*What to work on*. Can you print the data exactly and leave out each image?

*Source records*.
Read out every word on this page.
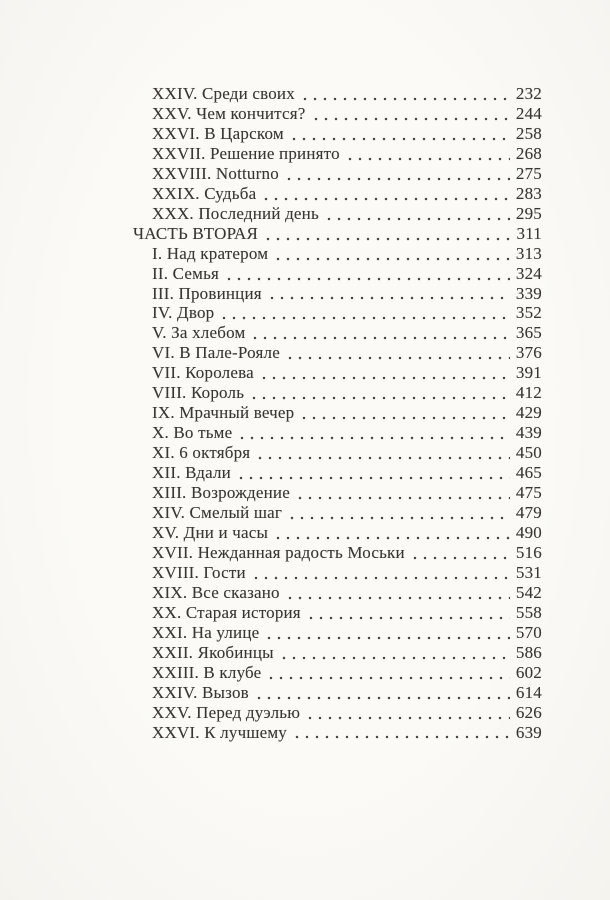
XXIV. Среди своих	232
XXV. Чем кончится?	244
XXVI. В Царском	258
XXVII. Решение принято	268
XXVIII. Notturno	275
XXIX. Судьба	283
XXX. Последний день	295
ЧАСТЬ ВТОРАЯ	311
I. Над кратером	313
II. Семья	324
III. Провинция	339
IV. Двор	352
V. За хлебом	365
VI. В Пале-Рояле	376
VII. Королева	391
VIII. Король	412
IX. Мрачный вечер	429
X. Во тьме	439
XI. 6 октября	450
XII. Вдали	465
XIII. Возрождение	475
XIV. Смелый шаг	479
XV. Дни и часы	490
XVII. Нежданная радость Моськи	516
XVIII. Гости	531
XIX. Все сказано	542
XX. Старая история	558
XXI. На улице	570
XXII. Якобинцы	586
XXIII. В клубе	602
XXIV. Вызов	614
XXV. Перед дуэлью	626
XXVI. К лучшему	639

*Solution to the exercise*.
Read out every word on this page.
XXIV. Среди своих	232
XXV. Чем кончится?	244
XXVI. В Царском	258
XXVII. Решение принято	268
XXVIII. Notturno	275
XXIX. Судьба	283
XXX. Последний день	295
ЧАСТЬ ВТОРАЯ	311
I. Над кратером	313
II. Семья	324
III. Провинция	339
IV. Двор	352
V. За хлебом	365
VI. В Пале-Рояле	376
VII. Королева	391
VIII. Король	412
IX. Мрачный вечер	429
X. Во тьме	439
XI. 6 октября	450
XII. Вдали	465
XIII. Возрождение	475
XIV. Смелый шаг	479
XV. Дни и часы	490
XVII. Нежданная радость Моськи	516
XVIII. Гости	531
XIX. Все сказано	542
XX. Старая история	558
XXI. На улице	570
XXII. Якобинцы	586
XXIII. В клубе	602
XXIV. Вызов	614
XXV. Перед дуэлью	626
XXVI. К лучшему	639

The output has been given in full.